--- Start Passage to read ---

How to Get Promoted from L60 to L61 at Microsoft
You've been shipping features at Microsoft for over a year. Your Connects feedback is solid, your manager says good things, and yet the promotion to L61 hasn't come through. Nobody tells you this part clearly enough: doing excellent L60 work is exactly what keeps you at L60.
The L60 to L61 promotion, Software Engineer (SDE) to Senior SDE, is the first real inflection point for most Microsoft engineers. It follows the same pattern that drives promotions across big tech: you have to prove you're already operating at the next level before the system catches up. At Microsoft, that means navigating the Connects review system, expanding your scope beyond feature execution, and getting your manager to build the case. This guide covers how all of that actually works.
What Changes from L60 to L61 at Microsoft
Before building your case, understand the gap. L60 and L61 both write code and ship features, but what's expected at each level is meaningfully different.
| Dimension | L60 (SDE) | L61 (Senior SDE) |
|---|---|---|
| Scope | Owns features or modules within a component | Owns medium-to-large features or entire subsystems end-to-end |
| Autonomy | Works effectively with regular guidance from senior engineers | Works independently; self-identifies what needs doing |
| Technical decisions | Contributes to design discussions; implements designs from others | Makes and defends design decisions for their area |
| Impact on others | Helps teammates when asked | Actively mentors L59-L60 engineers; elevates team quality through reviews and knowledge sharing |
| Cross-team work | Collaborates within immediate team | Coordinates across teams when work touches shared systems |
| Planning | Executes work scoped by others | Breaks down ambiguous problems into plans; identifies risks early |
The shift isn't about tenure. It's about moving from "I execute well when given direction" to "I own outcomes and help others execute too."

--- End Passage to read ---
--- Start Entries ---

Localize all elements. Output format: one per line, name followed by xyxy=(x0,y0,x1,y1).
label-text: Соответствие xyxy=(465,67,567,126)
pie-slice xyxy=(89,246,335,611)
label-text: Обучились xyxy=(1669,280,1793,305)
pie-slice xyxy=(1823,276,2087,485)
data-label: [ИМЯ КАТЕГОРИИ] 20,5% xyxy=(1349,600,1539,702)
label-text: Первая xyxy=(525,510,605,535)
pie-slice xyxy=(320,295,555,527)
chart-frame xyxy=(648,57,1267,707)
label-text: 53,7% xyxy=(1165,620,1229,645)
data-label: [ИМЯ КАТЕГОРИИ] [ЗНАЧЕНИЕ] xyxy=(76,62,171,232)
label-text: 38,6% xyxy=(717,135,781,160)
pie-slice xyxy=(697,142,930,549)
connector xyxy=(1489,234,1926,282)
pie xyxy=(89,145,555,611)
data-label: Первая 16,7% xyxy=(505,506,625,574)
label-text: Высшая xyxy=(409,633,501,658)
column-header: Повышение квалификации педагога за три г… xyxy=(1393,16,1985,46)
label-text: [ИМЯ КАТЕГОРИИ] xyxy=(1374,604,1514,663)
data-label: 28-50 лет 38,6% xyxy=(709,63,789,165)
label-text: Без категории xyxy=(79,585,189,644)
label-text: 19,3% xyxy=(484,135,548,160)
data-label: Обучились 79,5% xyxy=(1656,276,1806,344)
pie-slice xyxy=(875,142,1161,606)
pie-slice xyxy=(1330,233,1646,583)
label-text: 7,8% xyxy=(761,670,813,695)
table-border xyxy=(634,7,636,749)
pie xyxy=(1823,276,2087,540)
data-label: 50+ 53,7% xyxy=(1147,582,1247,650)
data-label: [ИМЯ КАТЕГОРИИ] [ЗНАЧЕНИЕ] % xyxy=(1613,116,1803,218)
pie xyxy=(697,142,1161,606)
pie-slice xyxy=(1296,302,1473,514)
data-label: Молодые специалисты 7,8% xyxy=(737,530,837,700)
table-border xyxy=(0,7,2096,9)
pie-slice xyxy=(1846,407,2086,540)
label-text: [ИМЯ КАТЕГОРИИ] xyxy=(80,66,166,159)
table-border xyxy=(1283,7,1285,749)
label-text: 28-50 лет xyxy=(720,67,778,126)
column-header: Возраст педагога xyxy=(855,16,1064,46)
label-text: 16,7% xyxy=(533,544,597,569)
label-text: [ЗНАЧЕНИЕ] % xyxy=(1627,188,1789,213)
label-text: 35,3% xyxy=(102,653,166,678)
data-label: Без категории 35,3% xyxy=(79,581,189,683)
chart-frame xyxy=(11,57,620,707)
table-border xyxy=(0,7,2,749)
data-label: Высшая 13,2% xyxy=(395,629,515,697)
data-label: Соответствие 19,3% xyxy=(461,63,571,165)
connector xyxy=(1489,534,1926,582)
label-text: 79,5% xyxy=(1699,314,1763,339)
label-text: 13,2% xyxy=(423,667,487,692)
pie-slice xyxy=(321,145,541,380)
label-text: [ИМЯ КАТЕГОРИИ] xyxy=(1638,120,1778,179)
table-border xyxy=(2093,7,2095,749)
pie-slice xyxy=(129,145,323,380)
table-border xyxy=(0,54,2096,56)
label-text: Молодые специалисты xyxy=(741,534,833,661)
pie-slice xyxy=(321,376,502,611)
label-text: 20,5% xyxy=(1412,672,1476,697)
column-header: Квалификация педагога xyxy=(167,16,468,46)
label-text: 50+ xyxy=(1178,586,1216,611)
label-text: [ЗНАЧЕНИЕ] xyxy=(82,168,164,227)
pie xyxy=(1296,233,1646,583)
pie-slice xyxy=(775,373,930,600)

--- End Entries ---

Brief A ▸ List the dimensions that the table in the guide to Microsoft promotion uses to compare L60 and L61.
Brief B ▸ Rewrite the stretch of the entries from their start through the line containing "pie-slice xyxy=(1823,276,2087,485)", swapping "label-text" for "text-label" and leaving everything else unchanged. Give only those lines.

Expected answer A ▸
Scope
Autonomy
Technical decisions
Impact on others
Cross-team work
Planning

Expected answer B ▸
Localize all elements. Output format: one per line, name followed by xyxy=(x0,y0,x1,y1).
text-label: Соответствие xyxy=(465,67,567,126)
pie-slice xyxy=(89,246,335,611)
text-label: Обучились xyxy=(1669,280,1793,305)
pie-slice xyxy=(1823,276,2087,485)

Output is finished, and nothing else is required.